Given problem: Copy out the complete listing, word for word.

Material for the task:
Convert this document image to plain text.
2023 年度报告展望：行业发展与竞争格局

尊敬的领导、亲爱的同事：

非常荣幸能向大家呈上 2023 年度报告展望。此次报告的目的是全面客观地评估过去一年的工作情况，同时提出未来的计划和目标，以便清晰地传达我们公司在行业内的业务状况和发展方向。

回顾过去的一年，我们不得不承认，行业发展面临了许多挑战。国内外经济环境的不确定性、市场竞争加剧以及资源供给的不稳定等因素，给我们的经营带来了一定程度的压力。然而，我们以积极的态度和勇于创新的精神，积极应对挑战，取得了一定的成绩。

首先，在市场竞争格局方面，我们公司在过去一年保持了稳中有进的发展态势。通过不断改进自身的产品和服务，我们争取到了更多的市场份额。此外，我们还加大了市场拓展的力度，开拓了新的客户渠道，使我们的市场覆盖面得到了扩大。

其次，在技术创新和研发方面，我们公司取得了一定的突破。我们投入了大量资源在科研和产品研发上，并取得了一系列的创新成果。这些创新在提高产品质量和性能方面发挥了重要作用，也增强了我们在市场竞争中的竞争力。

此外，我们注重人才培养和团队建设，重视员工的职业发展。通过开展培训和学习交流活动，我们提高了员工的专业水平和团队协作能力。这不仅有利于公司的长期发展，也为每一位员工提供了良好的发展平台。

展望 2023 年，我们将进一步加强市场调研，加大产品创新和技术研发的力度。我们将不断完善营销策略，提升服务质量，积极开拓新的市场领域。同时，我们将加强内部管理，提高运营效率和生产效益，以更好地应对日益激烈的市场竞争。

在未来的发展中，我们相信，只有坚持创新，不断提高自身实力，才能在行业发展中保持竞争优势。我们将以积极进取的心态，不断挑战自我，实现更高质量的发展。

Completed exercise:
Convert this document image to plain text.
2023 年度报告展望：行业发展与竞争格局

尊敬的领导、亲爱的同事：

非常荣幸能向大家呈上 2023 年度报告展望。此次报告的目的是全面客观地评估过去一年的工作情况，同时提出未来的计划和目标，以便清晰地传达我们公司在行业内的业务状况和发展方向。

回顾过去的一年，我们不得不承认，行业发展面临了许多挑战。国内外经济环境的不确定性、市场竞争加剧以及资源供给的不稳定等因素，给我们的经营带来了一定程度的压力。然而，我们以积极的态度和勇于创新的精神，积极应对挑战，取得了一定的成绩。

首先，在市场竞争格局方面，我们公司在过去一年保持了稳中有进的发展态势。通过不断改进自身的产品和服务，我们争取到了更多的市场份额。此外，我们还加大了市场拓展的力度，开拓了新的客户渠道，使我们的市场覆盖面得到了扩大。

其次，在技术创新和研发方面，我们公司取得了一定的突破。我们投入了大量资源在科研和产品研发上，并取得了一系列的创新成果。这些创新在提高产品质量和性能方面发挥了重要作用，也增强了我们在市场竞争中的竞争力。

此外，我们注重人才培养和团队建设，重视员工的职业发展。通过开展培训和学习交流活动，我们提高了员工的专业水平和团队协作能力。这不仅有利于公司的长期发展，也为每一位员工提供了良好的发展平台。

展望 2023 年，我们将进一步加强市场调研，加大产品创新和技术研发的力度。我们将不断完善营销策略，提升服务质量，积极开拓新的市场领域。同时，我们将加强内部管理，提高运营效率和生产效益，以更好地应对日益激烈的市场竞争。

在未来的发展中，我们相信，只有坚持创新，不断提高自身实力，才能在行业发展中保持竞争优势。我们将以积极进取的心态，不断挑战自我，实现更高质量的发展。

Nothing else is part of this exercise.